> Given problem: Read the data and repeat all of it exactly.

> Figure record listings:

------------------------------

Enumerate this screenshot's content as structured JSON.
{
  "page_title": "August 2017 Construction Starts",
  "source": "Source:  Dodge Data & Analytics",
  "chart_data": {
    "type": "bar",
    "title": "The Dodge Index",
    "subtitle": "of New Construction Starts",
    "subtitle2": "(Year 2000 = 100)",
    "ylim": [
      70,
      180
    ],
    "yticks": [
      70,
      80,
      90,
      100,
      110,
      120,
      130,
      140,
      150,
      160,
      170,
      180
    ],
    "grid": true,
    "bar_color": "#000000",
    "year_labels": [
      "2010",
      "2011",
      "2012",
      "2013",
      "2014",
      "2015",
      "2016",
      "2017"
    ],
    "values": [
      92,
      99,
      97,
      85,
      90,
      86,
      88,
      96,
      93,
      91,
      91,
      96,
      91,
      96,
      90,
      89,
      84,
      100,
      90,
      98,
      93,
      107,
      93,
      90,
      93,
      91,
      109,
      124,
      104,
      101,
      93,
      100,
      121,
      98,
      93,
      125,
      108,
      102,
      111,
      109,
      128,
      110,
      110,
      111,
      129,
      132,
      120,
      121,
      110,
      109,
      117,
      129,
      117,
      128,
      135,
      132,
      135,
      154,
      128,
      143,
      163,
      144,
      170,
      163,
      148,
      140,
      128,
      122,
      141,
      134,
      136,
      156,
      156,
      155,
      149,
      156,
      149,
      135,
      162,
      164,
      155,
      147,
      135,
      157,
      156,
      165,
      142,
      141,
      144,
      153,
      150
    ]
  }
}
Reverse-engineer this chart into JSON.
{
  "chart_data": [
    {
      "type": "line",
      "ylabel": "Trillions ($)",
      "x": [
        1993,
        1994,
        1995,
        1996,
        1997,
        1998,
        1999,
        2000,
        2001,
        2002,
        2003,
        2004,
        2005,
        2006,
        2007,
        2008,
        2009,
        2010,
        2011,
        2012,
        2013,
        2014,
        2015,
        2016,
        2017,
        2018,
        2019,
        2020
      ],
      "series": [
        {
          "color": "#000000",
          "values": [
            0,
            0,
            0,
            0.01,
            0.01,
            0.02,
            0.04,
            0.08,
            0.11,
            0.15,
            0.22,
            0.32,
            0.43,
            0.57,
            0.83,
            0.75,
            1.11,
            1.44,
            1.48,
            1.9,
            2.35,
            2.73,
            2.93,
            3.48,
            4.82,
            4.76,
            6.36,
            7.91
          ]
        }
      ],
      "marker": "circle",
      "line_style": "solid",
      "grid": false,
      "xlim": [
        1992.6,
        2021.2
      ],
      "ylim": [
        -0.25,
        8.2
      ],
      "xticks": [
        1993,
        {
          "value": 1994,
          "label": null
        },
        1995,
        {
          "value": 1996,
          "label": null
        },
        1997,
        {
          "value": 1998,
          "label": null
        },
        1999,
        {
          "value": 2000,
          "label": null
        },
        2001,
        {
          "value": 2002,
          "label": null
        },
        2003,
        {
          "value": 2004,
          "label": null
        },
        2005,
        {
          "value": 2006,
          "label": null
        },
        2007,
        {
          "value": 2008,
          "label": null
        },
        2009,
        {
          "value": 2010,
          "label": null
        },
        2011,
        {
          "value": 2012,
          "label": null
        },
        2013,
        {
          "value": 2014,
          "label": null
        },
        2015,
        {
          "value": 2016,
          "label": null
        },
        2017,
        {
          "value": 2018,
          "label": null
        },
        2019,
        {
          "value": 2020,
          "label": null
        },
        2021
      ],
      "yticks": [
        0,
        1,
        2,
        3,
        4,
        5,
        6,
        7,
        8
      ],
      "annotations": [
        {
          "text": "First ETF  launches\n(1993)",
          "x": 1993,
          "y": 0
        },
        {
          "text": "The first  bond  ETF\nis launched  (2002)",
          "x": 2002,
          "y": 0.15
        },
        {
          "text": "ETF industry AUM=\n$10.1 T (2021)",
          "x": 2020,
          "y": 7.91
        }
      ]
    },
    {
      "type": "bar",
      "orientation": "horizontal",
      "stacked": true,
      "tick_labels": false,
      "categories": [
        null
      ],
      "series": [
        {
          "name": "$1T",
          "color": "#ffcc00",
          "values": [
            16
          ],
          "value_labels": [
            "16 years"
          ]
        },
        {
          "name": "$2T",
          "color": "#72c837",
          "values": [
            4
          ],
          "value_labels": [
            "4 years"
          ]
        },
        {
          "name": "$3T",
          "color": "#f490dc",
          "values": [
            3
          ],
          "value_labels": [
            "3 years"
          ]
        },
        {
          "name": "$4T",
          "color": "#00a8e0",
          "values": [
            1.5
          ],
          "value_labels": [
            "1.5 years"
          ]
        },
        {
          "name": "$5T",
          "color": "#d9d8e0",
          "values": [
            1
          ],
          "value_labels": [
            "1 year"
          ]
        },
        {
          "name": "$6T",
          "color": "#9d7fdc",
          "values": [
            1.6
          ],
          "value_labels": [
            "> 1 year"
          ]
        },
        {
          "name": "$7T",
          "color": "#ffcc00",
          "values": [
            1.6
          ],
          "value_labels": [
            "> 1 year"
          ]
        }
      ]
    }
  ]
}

------------------------------

> Completed task:
Enumerate this screenshot's content as structured JSON.
{
  "page_title": "August 2017 Construction Starts",
  "source": "Source:  Dodge Data & Analytics",
  "chart_data": {
    "type": "bar",
    "title": "The Dodge Index",
    "subtitle": "of New Construction Starts",
    "subtitle2": "(Year 2000 = 100)",
    "ylim": [
      70,
      180
    ],
    "yticks": [
      70,
      80,
      90,
      100,
      110,
      120,
      130,
      140,
      150,
      160,
      170,
      180
    ],
    "grid": true,
    "bar_color": "#000000",
    "year_labels": [
      "2010",
      "2011",
      "2012",
      "2013",
      "2014",
      "2015",
      "2016",
      "2017"
    ],
    "values": [
      92,
      99,
      97,
      85,
      90,
      86,
      88,
      96,
      93,
      91,
      91,
      96,
      91,
      96,
      90,
      89,
      84,
      100,
      90,
      98,
      93,
      107,
      93,
      90,
      93,
      91,
      109,
      124,
      104,
      101,
      93,
      100,
      121,
      98,
      93,
      125,
      108,
      102,
      111,
      109,
      128,
      110,
      110,
      111,
      129,
      132,
      120,
      121,
      110,
      109,
      117,
      129,
      117,
      128,
      135,
      132,
      135,
      154,
      128,
      143,
      163,
      144,
      170,
      163,
      148,
      140,
      128,
      122,
      141,
      134,
      136,
      156,
      156,
      155,
      149,
      156,
      149,
      135,
      162,
      164,
      155,
      147,
      135,
      157,
      156,
      165,
      142,
      141,
      144,
      153,
      150
    ]
  }
}
Reverse-engineer this chart into JSON.
{
  "chart_data": [
    {
      "type": "line",
      "ylabel": "Trillions ($)",
      "x": [
        1993,
        1994,
        1995,
        1996,
        1997,
        1998,
        1999,
        2000,
        2001,
        2002,
        2003,
        2004,
        2005,
        2006,
        2007,
        2008,
        2009,
        2010,
        2011,
        2012,
        2013,
        2014,
        2015,
        2016,
        2017,
        2018,
        2019,
        2020
      ],
      "series": [
        {
          "color": "#000000",
          "values": [
            0,
            0,
            0,
            0.01,
            0.01,
            0.02,
            0.04,
            0.08,
            0.11,
            0.15,
            0.22,
            0.32,
            0.43,
            0.57,
            0.83,
            0.75,
            1.11,
            1.44,
            1.48,
            1.9,
            2.35,
            2.73,
            2.93,
            3.48,
            4.82,
            4.76,
            6.36,
            7.91
          ]
        }
      ],
      "marker": "circle",
      "line_style": "solid",
      "grid": false,
      "xlim": [
        1992.6,
        2021.2
      ],
      "ylim": [
        -0.25,
        8.2
      ],
      "xticks": [
        1993,
        {
          "value": 1994,
          "label": null
        },
        1995,
        {
          "value": 1996,
          "label": null
        },
        1997,
        {
          "value": 1998,
          "label": null
        },
        1999,
        {
          "value": 2000,
          "label": null
        },
        2001,
        {
          "value": 2002,
          "label": null
        },
        2003,
        {
          "value": 2004,
          "label": null
        },
        2005,
        {
          "value": 2006,
          "label": null
        },
        2007,
        {
          "value": 2008,
          "label": null
        },
        2009,
        {
          "value": 2010,
          "label": null
        },
        2011,
        {
          "value": 2012,
          "label": null
        },
        2013,
        {
          "value": 2014,
          "label": null
        },
        2015,
        {
          "value": 2016,
          "label": null
        },
        2017,
        {
          "value": 2018,
          "label": null
        },
        2019,
        {
          "value": 2020,
          "label": null
        },
        2021
      ],
      "yticks": [
        0,
        1,
        2,
        3,
        4,
        5,
        6,
        7,
        8
      ],
      "annotations": [
        {
          "text": "First ETF  launches\n(1993)",
          "x": 1993,
          "y": 0
        },
        {
          "text": "The first  bond  ETF\nis launched  (2002)",
          "x": 2002,
          "y": 0.15
        },
        {
          "text": "ETF industry AUM=\n$10.1 T (2021)",
          "x": 2020,
          "y": 7.91
        }
      ]
    },
    {
      "type": "bar",
      "orientation": "horizontal",
      "stacked": true,
      "tick_labels": false,
      "categories": [
        null
      ],
      "series": [
        {
          "name": "$1T",
          "color": "#ffcc00",
          "values": [
            16
          ],
          "value_labels": [
            "16 years"
          ]
        },
        {
          "name": "$2T",
          "color": "#72c837",
          "values": [
            4
          ],
          "value_labels": [
            "4 years"
          ]
        },
        {
          "name": "$3T",
          "color": "#f490dc",
          "values": [
            3
          ],
          "value_labels": [
            "3 years"
          ]
        },
        {
          "name": "$4T",
          "color": "#00a8e0",
          "values": [
            1.5
          ],
          "value_labels": [
            "1.5 years"
          ]
        },
        {
          "name": "$5T",
          "color": "#d9d8e0",
          "values": [
            1
          ],
          "value_labels": [
            "1 year"
          ]
        },
        {
          "name": "$6T",
          "color": "#9d7fdc",
          "values": [
            1.6
          ],
          "value_labels": [
            "> 1 year"
          ]
        },
        {
          "name": "$7T",
          "color": "#ffcc00",
          "values": [
            1.6
          ],
          "value_labels": [
            "> 1 year"
          ]
        }
      ]
    }
  ]
}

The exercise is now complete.